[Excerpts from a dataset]
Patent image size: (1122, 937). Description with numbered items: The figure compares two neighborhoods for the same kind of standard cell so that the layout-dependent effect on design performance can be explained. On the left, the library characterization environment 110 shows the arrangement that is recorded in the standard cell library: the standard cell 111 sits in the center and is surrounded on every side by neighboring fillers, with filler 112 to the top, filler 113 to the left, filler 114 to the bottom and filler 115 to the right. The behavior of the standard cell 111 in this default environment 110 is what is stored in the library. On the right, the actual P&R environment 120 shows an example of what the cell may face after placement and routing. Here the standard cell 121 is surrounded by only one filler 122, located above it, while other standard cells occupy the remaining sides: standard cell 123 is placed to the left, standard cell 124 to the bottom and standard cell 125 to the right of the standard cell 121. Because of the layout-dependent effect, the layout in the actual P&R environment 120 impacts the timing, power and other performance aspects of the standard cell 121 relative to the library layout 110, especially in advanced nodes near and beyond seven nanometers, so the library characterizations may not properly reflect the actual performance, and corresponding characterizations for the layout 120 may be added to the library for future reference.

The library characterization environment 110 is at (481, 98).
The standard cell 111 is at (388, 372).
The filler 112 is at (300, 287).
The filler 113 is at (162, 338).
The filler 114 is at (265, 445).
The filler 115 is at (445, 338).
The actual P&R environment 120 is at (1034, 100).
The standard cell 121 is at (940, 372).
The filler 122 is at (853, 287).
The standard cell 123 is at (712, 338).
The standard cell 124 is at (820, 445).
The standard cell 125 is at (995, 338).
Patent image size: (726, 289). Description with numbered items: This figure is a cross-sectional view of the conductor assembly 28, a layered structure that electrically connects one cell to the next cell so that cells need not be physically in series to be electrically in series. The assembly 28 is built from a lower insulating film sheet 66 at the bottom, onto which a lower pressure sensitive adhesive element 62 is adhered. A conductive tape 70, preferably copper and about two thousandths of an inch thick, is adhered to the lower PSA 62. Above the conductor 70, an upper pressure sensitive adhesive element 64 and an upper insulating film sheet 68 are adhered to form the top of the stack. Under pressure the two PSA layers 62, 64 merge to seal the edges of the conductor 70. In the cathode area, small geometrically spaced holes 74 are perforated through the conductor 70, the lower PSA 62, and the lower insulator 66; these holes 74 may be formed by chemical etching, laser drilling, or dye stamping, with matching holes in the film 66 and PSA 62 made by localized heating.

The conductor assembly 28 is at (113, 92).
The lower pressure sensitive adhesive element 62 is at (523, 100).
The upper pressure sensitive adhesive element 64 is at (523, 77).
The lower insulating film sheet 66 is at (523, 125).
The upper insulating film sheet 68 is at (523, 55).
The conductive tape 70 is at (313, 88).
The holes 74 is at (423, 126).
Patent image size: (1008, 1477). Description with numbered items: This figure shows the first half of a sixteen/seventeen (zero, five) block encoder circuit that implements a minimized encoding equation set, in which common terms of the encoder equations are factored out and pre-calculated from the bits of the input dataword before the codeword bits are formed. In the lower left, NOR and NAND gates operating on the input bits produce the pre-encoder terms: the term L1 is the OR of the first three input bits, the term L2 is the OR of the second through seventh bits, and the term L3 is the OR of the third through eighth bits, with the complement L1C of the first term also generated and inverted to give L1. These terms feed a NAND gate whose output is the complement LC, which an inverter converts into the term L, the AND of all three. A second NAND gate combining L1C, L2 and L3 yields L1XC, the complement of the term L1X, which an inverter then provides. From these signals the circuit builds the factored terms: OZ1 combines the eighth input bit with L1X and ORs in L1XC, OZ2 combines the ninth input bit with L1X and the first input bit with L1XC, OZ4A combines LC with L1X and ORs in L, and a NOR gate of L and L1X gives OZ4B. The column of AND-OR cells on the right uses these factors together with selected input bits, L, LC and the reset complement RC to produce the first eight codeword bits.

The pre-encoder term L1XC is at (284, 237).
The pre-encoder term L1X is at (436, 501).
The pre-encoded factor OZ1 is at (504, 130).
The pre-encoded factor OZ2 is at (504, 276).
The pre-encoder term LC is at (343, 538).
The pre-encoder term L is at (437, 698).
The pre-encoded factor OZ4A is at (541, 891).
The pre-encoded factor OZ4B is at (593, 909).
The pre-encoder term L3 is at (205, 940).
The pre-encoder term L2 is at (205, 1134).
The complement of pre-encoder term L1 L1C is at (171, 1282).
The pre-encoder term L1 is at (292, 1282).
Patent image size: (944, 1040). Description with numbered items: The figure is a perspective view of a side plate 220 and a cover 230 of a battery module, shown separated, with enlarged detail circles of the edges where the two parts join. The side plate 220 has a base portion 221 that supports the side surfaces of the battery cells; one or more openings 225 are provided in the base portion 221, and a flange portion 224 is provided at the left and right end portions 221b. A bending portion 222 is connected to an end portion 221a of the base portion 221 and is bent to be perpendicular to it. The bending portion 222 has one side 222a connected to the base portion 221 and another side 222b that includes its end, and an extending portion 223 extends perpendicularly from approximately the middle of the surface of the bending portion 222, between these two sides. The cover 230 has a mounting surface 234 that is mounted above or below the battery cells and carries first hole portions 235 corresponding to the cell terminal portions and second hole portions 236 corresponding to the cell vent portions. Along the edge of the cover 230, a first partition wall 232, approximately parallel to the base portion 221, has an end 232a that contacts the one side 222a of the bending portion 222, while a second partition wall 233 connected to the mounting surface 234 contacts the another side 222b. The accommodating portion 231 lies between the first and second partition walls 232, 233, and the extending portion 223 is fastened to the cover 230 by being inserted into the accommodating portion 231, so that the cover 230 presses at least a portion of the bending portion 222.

Activity: Copy out the full set of records precisely, leaving nothing out.

Result for this exercise:
Patent image size: (1122, 937). Description with numbered items: The figure compares two neighborhoods for the same kind of standard cell so that the layout-dependent effect on design performance can be explained. On the left, the library characterization environment 110 shows the arrangement that is recorded in the standard cell library: the standard cell 111 sits in the center and is surrounded on every side by neighboring fillers, with filler 112 to the top, filler 113 to the left, filler 114 to the bottom and filler 115 to the right. The behavior of the standard cell 111 in this default environment 110 is what is stored in the library. On the right, the actual P&R environment 120 shows an example of what the cell may face after placement and routing. Here the standard cell 121 is surrounded by only one filler 122, located above it, while other standard cells occupy the remaining sides: standard cell 123 is placed to the left, standard cell 124 to the bottom and standard cell 125 to the right of the standard cell 121. Because of the layout-dependent effect, the layout in the actual P&R environment 120 impacts the timing, power and other performance aspects of the standard cell 121 relative to the library layout 110, especially in advanced nodes near and beyond seven nanometers, so the library characterizations may not properly reflect the actual performance, and corresponding characterizations for the layout 120 may be added to the library for future reference.

The library characterization environment 110 is at (481, 98).
The standard cell 111 is at (388, 372).
The filler 112 is at (300, 287).
The filler 113 is at (162, 338).
The filler 114 is at (265, 445).
The filler 115 is at (445, 338).
The actual P&R environment 120 is at (1034, 100).
The standard cell 121 is at (940, 372).
The filler 122 is at (853, 287).
The standard cell 123 is at (712, 338).
The standard cell 124 is at (820, 445).
The standard cell 125 is at (995, 338).
Patent image size: (726, 289). Description with numbered items: This figure is a cross-sectional view of the conductor assembly 28, a layered structure that electrically connects one cell to the next cell so that cells need not be physically in series to be electrically in series. The assembly 28 is built from a lower insulating film sheet 66 at the bottom, onto which a lower pressure sensitive adhesive element 62 is adhered. A conductive tape 70, preferably copper and about two thousandths of an inch thick, is adhered to the lower PSA 62. Above the conductor 70, an upper pressure sensitive adhesive element 64 and an upper insulating film sheet 68 are adhered to form the top of the stack. Under pressure the two PSA layers 62, 64 merge to seal the edges of the conductor 70. In the cathode area, small geometrically spaced holes 74 are perforated through the conductor 70, the lower PSA 62, and the lower insulator 66; these holes 74 may be formed by chemical etching, laser drilling, or dye stamping, with matching holes in the film 66 and PSA 62 made by localized heating.

The conductor assembly 28 is at (113, 92).
The lower pressure sensitive adhesive element 62 is at (523, 100).
The upper pressure sensitive adhesive element 64 is at (523, 77).
The lower insulating film sheet 66 is at (523, 125).
The upper insulating film sheet 68 is at (523, 55).
The conductive tape 70 is at (313, 88).
The holes 74 is at (423, 126).
Patent image size: (1008, 1477). Description with numbered items: This figure shows the first half of a sixteen/seventeen (zero, five) block encoder circuit that implements a minimized encoding equation set, in which common terms of the encoder equations are factored out and pre-calculated from the bits of the input dataword before the codeword bits are formed. In the lower left, NOR and NAND gates operating on the input bits produce the pre-encoder terms: the term L1 is the OR of the first three input bits, the term L2 is the OR of the second through seventh bits, and the term L3 is the OR of the third through eighth bits, with the complement L1C of the first term also generated and inverted to give L1. These terms feed a NAND gate whose output is the complement LC, which an inverter converts into the term L, the AND of all three. A second NAND gate combining L1C, L2 and L3 yields L1XC, the complement of the term L1X, which an inverter then provides. From these signals the circuit builds the factored terms: OZ1 combines the eighth input bit with L1X and ORs in L1XC, OZ2 combines the ninth input bit with L1X and the first input bit with L1XC, OZ4A combines LC with L1X and ORs in L, and a NOR gate of L and L1X gives OZ4B. The column of AND-OR cells on the right uses these factors together with selected input bits, L, LC and the reset complement RC to produce the first eight codeword bits.

The pre-encoder term L1XC is at (284, 237).
The pre-encoder term L1X is at (436, 501).
The pre-encoded factor OZ1 is at (504, 130).
The pre-encoded factor OZ2 is at (504, 276).
The pre-encoder term LC is at (343, 538).
The pre-encoder term L is at (437, 698).
The pre-encoded factor OZ4A is at (541, 891).
The pre-encoded factor OZ4B is at (593, 909).
The pre-encoder term L3 is at (205, 940).
The pre-encoder term L2 is at (205, 1134).
The complement of pre-encoder term L1 L1C is at (171, 1282).
The pre-encoder term L1 is at (292, 1282).
Patent image size: (944, 1040). Description with numbered items: The figure is a perspective view of a side plate 220 and a cover 230 of a battery module, shown separated, with enlarged detail circles of the edges where the two parts join. The side plate 220 has a base portion 221 that supports the side surfaces of the battery cells; one or more openings 225 are provided in the base portion 221, and a flange portion 224 is provided at the left and right end portions 221b. A bending portion 222 is connected to an end portion 221a of the base portion 221 and is bent to be perpendicular to it. The bending portion 222 has one side 222a connected to the base portion 221 and another side 222b that includes its end, and an extending portion 223 extends perpendicularly from approximately the middle of the surface of the bending portion 222, between these two sides. The cover 230 has a mounting surface 234 that is mounted above or below the battery cells and carries first hole portions 235 corresponding to the cell terminal portions and second hole portions 236 corresponding to the cell vent portions. Along the edge of the cover 230, a first partition wall 232, approximately parallel to the base portion 221, has an end 232a that contacts the one side 222a of the bending portion 222, while a second partition wall 233 connected to the mounting surface 234 contacts the another side 222b. The accommodating portion 231 lies between the first and second partition walls 232, 233, and the extending portion 223 is fastened to the cover 230 by being inserted into the accommodating portion 231, so that the cover 230 presses at least a portion of the bending portion 222.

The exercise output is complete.